Dataset listings of figures
+ + + +
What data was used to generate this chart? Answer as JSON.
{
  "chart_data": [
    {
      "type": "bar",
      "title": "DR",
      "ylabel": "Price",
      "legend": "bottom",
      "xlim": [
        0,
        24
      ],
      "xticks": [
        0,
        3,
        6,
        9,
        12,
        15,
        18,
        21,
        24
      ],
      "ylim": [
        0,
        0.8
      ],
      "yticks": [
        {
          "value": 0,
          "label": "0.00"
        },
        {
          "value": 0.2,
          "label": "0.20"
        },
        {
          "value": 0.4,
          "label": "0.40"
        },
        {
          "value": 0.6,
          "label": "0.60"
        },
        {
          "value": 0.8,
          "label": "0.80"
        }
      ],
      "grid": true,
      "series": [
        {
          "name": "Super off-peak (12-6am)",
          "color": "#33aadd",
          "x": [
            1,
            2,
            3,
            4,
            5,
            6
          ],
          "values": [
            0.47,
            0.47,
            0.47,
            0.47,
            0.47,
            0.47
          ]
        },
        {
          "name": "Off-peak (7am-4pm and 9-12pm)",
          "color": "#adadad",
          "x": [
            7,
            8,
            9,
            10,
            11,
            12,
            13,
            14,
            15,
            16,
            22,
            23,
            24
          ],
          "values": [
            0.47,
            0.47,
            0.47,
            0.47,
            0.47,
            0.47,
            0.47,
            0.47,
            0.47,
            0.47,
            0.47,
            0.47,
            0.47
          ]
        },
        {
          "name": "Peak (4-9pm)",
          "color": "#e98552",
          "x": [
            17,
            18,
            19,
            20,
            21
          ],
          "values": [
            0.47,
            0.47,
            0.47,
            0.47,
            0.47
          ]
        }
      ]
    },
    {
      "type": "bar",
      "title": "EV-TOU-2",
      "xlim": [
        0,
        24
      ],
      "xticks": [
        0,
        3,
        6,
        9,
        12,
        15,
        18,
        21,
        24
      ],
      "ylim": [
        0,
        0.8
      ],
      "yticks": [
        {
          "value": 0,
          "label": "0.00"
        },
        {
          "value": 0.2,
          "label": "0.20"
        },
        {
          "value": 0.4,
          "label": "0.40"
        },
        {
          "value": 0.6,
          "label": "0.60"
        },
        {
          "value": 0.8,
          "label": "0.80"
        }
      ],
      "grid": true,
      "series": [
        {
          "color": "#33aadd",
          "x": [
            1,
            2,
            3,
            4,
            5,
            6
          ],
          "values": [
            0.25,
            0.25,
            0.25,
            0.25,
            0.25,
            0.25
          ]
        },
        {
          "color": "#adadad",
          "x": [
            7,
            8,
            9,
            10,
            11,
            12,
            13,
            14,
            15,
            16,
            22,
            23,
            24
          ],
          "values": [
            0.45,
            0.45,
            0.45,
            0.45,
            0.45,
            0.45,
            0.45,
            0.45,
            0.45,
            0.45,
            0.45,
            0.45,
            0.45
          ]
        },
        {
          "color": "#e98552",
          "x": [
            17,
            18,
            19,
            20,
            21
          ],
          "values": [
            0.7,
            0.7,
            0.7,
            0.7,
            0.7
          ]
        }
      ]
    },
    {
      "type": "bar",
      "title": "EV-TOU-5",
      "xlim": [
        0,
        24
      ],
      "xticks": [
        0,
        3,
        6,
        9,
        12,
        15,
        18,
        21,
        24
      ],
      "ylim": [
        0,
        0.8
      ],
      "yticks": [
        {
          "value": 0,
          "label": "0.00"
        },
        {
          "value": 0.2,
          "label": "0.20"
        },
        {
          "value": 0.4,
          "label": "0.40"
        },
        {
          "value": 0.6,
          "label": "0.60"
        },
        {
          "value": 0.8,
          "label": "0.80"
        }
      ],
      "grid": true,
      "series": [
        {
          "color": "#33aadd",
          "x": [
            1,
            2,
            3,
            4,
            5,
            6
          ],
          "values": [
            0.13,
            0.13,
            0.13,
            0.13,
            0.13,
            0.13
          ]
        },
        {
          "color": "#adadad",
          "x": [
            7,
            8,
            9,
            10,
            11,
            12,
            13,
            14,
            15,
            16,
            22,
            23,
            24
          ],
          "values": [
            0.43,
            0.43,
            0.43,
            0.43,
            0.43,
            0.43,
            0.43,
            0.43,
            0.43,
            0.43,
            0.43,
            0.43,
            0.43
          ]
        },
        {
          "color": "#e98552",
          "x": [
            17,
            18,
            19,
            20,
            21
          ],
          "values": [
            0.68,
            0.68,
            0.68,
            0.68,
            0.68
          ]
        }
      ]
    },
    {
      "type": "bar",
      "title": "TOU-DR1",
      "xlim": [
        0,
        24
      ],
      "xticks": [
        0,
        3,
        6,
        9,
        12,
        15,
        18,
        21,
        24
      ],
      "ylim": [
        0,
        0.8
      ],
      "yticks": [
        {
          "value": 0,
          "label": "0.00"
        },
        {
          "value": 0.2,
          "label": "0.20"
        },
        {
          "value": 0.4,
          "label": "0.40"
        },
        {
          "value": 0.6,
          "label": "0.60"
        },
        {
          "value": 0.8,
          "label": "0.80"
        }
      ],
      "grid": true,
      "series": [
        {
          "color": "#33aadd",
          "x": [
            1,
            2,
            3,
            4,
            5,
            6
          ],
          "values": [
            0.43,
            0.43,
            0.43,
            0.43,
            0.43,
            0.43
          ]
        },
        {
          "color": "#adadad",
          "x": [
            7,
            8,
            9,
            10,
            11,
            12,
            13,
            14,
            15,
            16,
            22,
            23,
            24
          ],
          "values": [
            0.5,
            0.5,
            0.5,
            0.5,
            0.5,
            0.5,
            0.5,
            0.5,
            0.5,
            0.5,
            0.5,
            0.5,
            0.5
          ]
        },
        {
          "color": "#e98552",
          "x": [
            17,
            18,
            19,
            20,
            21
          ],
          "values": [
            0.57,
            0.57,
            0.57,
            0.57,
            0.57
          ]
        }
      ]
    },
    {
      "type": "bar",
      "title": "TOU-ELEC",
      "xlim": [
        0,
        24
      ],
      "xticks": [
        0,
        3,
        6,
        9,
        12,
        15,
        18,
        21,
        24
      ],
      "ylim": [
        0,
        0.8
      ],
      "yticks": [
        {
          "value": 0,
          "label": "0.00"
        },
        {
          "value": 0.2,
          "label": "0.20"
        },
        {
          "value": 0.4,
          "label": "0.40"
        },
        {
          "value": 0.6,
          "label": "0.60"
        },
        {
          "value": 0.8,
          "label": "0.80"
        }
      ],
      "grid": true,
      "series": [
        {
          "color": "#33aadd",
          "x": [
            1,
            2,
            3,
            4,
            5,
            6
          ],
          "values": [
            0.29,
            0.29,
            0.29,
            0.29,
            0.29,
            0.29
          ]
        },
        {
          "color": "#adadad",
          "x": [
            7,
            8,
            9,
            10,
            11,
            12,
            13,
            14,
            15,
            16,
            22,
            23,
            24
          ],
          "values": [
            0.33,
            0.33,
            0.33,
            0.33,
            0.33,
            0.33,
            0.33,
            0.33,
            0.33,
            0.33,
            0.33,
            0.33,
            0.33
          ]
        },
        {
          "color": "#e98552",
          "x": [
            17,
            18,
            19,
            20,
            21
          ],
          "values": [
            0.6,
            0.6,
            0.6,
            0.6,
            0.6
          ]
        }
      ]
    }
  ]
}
+ + + +
Would you write down every record again, exactly?

What data was used to generate this chart? Answer as JSON.
{
  "chart_data": [
    {
      "type": "bar",
      "title": "DR",
      "ylabel": "Price",
      "legend": "bottom",
      "xlim": [
        0,
        24
      ],
      "xticks": [
        0,
        3,
        6,
        9,
        12,
        15,
        18,
        21,
        24
      ],
      "ylim": [
        0,
        0.8
      ],
      "yticks": [
        {
          "value": 0,
          "label": "0.00"
        },
        {
          "value": 0.2,
          "label": "0.20"
        },
        {
          "value": 0.4,
          "label": "0.40"
        },
        {
          "value": 0.6,
          "label": "0.60"
        },
        {
          "value": 0.8,
          "label": "0.80"
        }
      ],
      "grid": true,
      "series": [
        {
          "name": "Super off-peak (12-6am)",
          "color": "#33aadd",
          "x": [
            1,
            2,
            3,
            4,
            5,
            6
          ],
          "values": [
            0.47,
            0.47,
            0.47,
            0.47,
            0.47,
            0.47
          ]
        },
        {
          "name": "Off-peak (7am-4pm and 9-12pm)",
          "color": "#adadad",
          "x": [
            7,
            8,
            9,
            10,
            11,
            12,
            13,
            14,
            15,
            16,
            22,
            23,
            24
          ],
          "values": [
            0.47,
            0.47,
            0.47,
            0.47,
            0.47,
            0.47,
            0.47,
            0.47,
            0.47,
            0.47,
            0.47,
            0.47,
            0.47
          ]
        },
        {
          "name": "Peak (4-9pm)",
          "color": "#e98552",
          "x": [
            17,
            18,
            19,
            20,
            21
          ],
          "values": [
            0.47,
            0.47,
            0.47,
            0.47,
            0.47
          ]
        }
      ]
    },
    {
      "type": "bar",
      "title": "EV-TOU-2",
      "xlim": [
        0,
        24
      ],
      "xticks": [
        0,
        3,
        6,
        9,
        12,
        15,
        18,
        21,
        24
      ],
      "ylim": [
        0,
        0.8
      ],
      "yticks": [
        {
          "value": 0,
          "label": "0.00"
        },
        {
          "value": 0.2,
          "label": "0.20"
        },
        {
          "value": 0.4,
          "label": "0.40"
        },
        {
          "value": 0.6,
          "label": "0.60"
        },
        {
          "value": 0.8,
          "label": "0.80"
        }
      ],
      "grid": true,
      "series": [
        {
          "color": "#33aadd",
          "x": [
            1,
            2,
            3,
            4,
            5,
            6
          ],
          "values": [
            0.25,
            0.25,
            0.25,
            0.25,
            0.25,
            0.25
          ]
        },
        {
          "color": "#adadad",
          "x": [
            7,
            8,
            9,
            10,
            11,
            12,
            13,
            14,
            15,
            16,
            22,
            23,
            24
          ],
          "values": [
            0.45,
            0.45,
            0.45,
            0.45,
            0.45,
            0.45,
            0.45,
            0.45,
            0.45,
            0.45,
            0.45,
            0.45,
            0.45
          ]
        },
        {
          "color": "#e98552",
          "x": [
            17,
            18,
            19,
            20,
            21
          ],
          "values": [
            0.7,
            0.7,
            0.7,
            0.7,
            0.7
          ]
        }
      ]
    },
    {
      "type": "bar",
      "title": "EV-TOU-5",
      "xlim": [
        0,
        24
      ],
      "xticks": [
        0,
        3,
        6,
        9,
        12,
        15,
        18,
        21,
        24
      ],
      "ylim": [
        0,
        0.8
      ],
      "yticks": [
        {
          "value": 0,
          "label": "0.00"
        },
        {
          "value": 0.2,
          "label": "0.20"
        },
        {
          "value": 0.4,
          "label": "0.40"
        },
        {
          "value": 0.6,
          "label": "0.60"
        },
        {
          "value": 0.8,
          "label": "0.80"
        }
      ],
      "grid": true,
      "series": [
        {
          "color": "#33aadd",
          "x": [
            1,
            2,
            3,
            4,
            5,
            6
          ],
          "values": [
            0.13,
            0.13,
            0.13,
            0.13,
            0.13,
            0.13
          ]
        },
        {
          "color": "#adadad",
          "x": [
            7,
            8,
            9,
            10,
            11,
            12,
            13,
            14,
            15,
            16,
            22,
            23,
            24
          ],
          "values": [
            0.43,
            0.43,
            0.43,
            0.43,
            0.43,
            0.43,
            0.43,
            0.43,
            0.43,
            0.43,
            0.43,
            0.43,
            0.43
          ]
        },
        {
          "color": "#e98552",
          "x": [
            17,
            18,
            19,
            20,
            21
          ],
          "values": [
            0.68,
            0.68,
            0.68,
            0.68,
            0.68
          ]
        }
      ]
    },
    {
      "type": "bar",
      "title": "TOU-DR1",
      "xlim": [
        0,
        24
      ],
      "xticks": [
        0,
        3,
        6,
        9,
        12,
        15,
        18,
        21,
        24
      ],
      "ylim": [
        0,
        0.8
      ],
      "yticks": [
        {
          "value": 0,
          "label": "0.00"
        },
        {
          "value": 0.2,
          "label": "0.20"
        },
        {
          "value": 0.4,
          "label": "0.40"
        },
        {
          "value": 0.6,
          "label": "0.60"
        },
        {
          "value": 0.8,
          "label": "0.80"
        }
      ],
      "grid": true,
      "series": [
        {
          "color": "#33aadd",
          "x": [
            1,
            2,
            3,
            4,
            5,
            6
          ],
          "values": [
            0.43,
            0.43,
            0.43,
            0.43,
            0.43,
            0.43
          ]
        },
        {
          "color": "#adadad",
          "x": [
            7,
            8,
            9,
            10,
            11,
            12,
            13,
            14,
            15,
            16,
            22,
            23,
            24
          ],
          "values": [
            0.5,
            0.5,
            0.5,
            0.5,
            0.5,
            0.5,
            0.5,
            0.5,
            0.5,
            0.5,
            0.5,
            0.5,
            0.5
          ]
        },
        {
          "color": "#e98552",
          "x": [
            17,
            18,
            19,
            20,
            21
          ],
          "values": [
            0.57,
            0.57,
            0.57,
            0.57,
            0.57
          ]
        }
      ]
    },
    {
      "type": "bar",
      "title": "TOU-ELEC",
      "xlim": [
        0,
        24
      ],
      "xticks": [
        0,
        3,
        6,
        9,
        12,
        15,
        18,
        21,
        24
      ],
      "ylim": [
        0,
        0.8
      ],
      "yticks": [
        {
          "value": 0,
          "label": "0.00"
        },
        {
          "value": 0.2,
          "label": "0.20"
        },
        {
          "value": 0.4,
          "label": "0.40"
        },
        {
          "value": 0.6,
          "label": "0.60"
        },
        {
          "value": 0.8,
          "label": "0.80"
        }
      ],
      "grid": true,
      "series": [
        {
          "color": "#33aadd",
          "x": [
            1,
            2,
            3,
            4,
            5,
            6
          ],
          "values": [
            0.29,
            0.29,
            0.29,
            0.29,
            0.29,
            0.29
          ]
        },
        {
          "color": "#adadad",
          "x": [
            7,
            8,
            9,
            10,
            11,
            12,
            13,
            14,
            15,
            16,
            22,
            23,
            24
          ],
          "values": [
            0.33,
            0.33,
            0.33,
            0.33,
            0.33,
            0.33,
            0.33,
            0.33,
            0.33,
            0.33,
            0.33,
            0.33,
            0.33
          ]
        },
        {
          "color": "#e98552",
          "x": [
            17,
            18,
            19,
            20,
            21
          ],
          "values": [
            0.6,
            0.6,
            0.6,
            0.6,
            0.6
          ]
        }
      ]
    }
  ]
}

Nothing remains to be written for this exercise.